__Work to be completed__.
Leave out the pictures and restate the rest of the data exactly.

---

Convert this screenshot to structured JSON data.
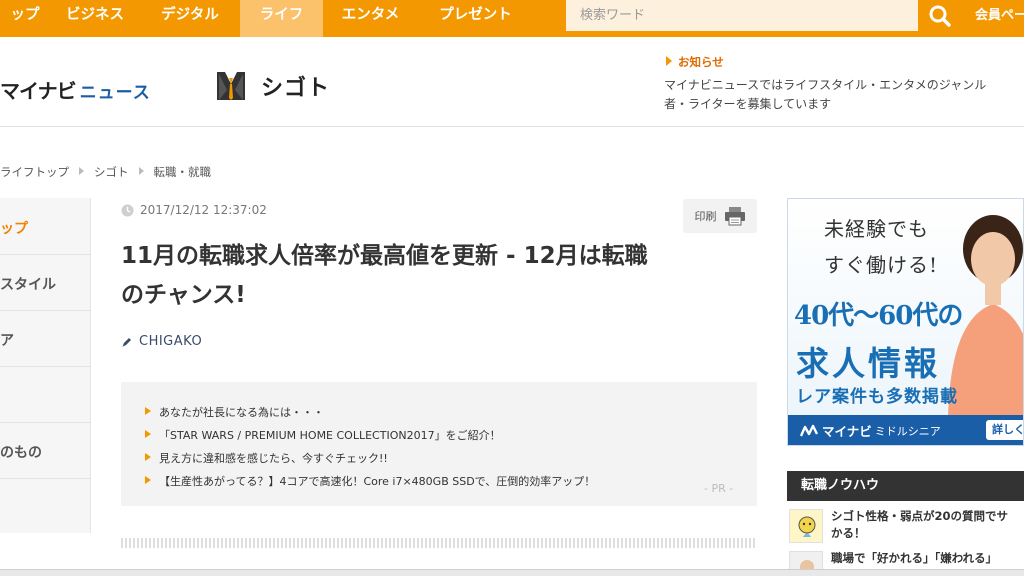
{
  "nav": {
    "items": [
      {
        "label": "ップ"
      },
      {
        "label": "ビジネス"
      },
      {
        "label": "デジタル"
      },
      {
        "label": "ライフ"
      },
      {
        "label": "エンタメ"
      },
      {
        "label": "プレゼント"
      }
    ],
    "active_index": 3,
    "search_placeholder": "検索ワード",
    "member_label": "会員ペー"
  },
  "header": {
    "logo_main": "マイナビ",
    "logo_sub": "ニュース",
    "section_logo": "シゴト",
    "notice_title": "お知らせ",
    "notice_line1": "マイナビニュースではライフスタイル・エンタメのジャンル",
    "notice_line2": "者・ライターを募集しています"
  },
  "breadcrumb": [
    "ライフトップ",
    "シゴト",
    "転職・就職"
  ],
  "leftnav": [
    "ップ",
    "スタイル",
    "ア",
    "",
    "のもの"
  ],
  "article": {
    "date": "2017/12/12 12:37:02",
    "print_label": "印刷",
    "title_line1": "11月の転職求人倍率が最高値を更新 - 12月は転職",
    "title_line2": "のチャンス!",
    "author": "CHIGAKO"
  },
  "pr": {
    "items": [
      "あなたが社長になる為には・・・",
      "「STAR WARS / PREMIUM HOME COLLECTION2017」をご紹介！",
      "見え方に違和感を感じたら、今すぐチェック!!",
      "【生産性あがってる？】4コアで高速化！Core i7×480GB SSDで、圧倒的効率アップ！"
    ],
    "label": "- PR -"
  },
  "ad": {
    "line1": "未経験でも",
    "line2": "すぐ働ける!",
    "line3": "40代～60代の",
    "line4": "求人情報",
    "line5": "レア案件も多数掲載",
    "brand": "マイナビ",
    "brand_sub": "ミドルシニア",
    "detail": "詳しく"
  },
  "knowhow": {
    "title": "転職ノウハウ",
    "items": [
      {
        "line1": "シゴト性格・弱点が20の質問でサ",
        "line2": "かる！"
      },
      {
        "line1": "職場で「好かれる」「嫌われる」",
        "line2": ""
      }
    ]
  },
  "colors": {
    "accent_orange": "#f39800",
    "brand_blue": "#1a5ea8"
  }
}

---

__Right answer__.
Convert this screenshot to structured JSON data.
{
  "nav": {
    "items": [
      {
        "label": "ップ"
      },
      {
        "label": "ビジネス"
      },
      {
        "label": "デジタル"
      },
      {
        "label": "ライフ"
      },
      {
        "label": "エンタメ"
      },
      {
        "label": "プレゼント"
      }
    ],
    "active_index": 3,
    "search_placeholder": "検索ワード",
    "member_label": "会員ペー"
  },
  "header": {
    "logo_main": "マイナビ",
    "logo_sub": "ニュース",
    "section_logo": "シゴト",
    "notice_title": "お知らせ",
    "notice_line1": "マイナビニュースではライフスタイル・エンタメのジャンル",
    "notice_line2": "者・ライターを募集しています"
  },
  "breadcrumb": [
    "ライフトップ",
    "シゴト",
    "転職・就職"
  ],
  "leftnav": [
    "ップ",
    "スタイル",
    "ア",
    "",
    "のもの"
  ],
  "article": {
    "date": "2017/12/12 12:37:02",
    "print_label": "印刷",
    "title_line1": "11月の転職求人倍率が最高値を更新 - 12月は転職",
    "title_line2": "のチャンス!",
    "author": "CHIGAKO"
  },
  "pr": {
    "items": [
      "あなたが社長になる為には・・・",
      "「STAR WARS / PREMIUM HOME COLLECTION2017」をご紹介！",
      "見え方に違和感を感じたら、今すぐチェック!!",
      "【生産性あがってる？】4コアで高速化！Core i7×480GB SSDで、圧倒的効率アップ！"
    ],
    "label": "- PR -"
  },
  "ad": {
    "line1": "未経験でも",
    "line2": "すぐ働ける!",
    "line3": "40代～60代の",
    "line4": "求人情報",
    "line5": "レア案件も多数掲載",
    "brand": "マイナビ",
    "brand_sub": "ミドルシニア",
    "detail": "詳しく"
  },
  "knowhow": {
    "title": "転職ノウハウ",
    "items": [
      {
        "line1": "シゴト性格・弱点が20の質問でサ",
        "line2": "かる！"
      },
      {
        "line1": "職場で「好かれる」「嫌われる」",
        "line2": ""
      }
    ]
  },
  "colors": {
    "accent_orange": "#f39800",
    "brand_blue": "#1a5ea8"
  }
}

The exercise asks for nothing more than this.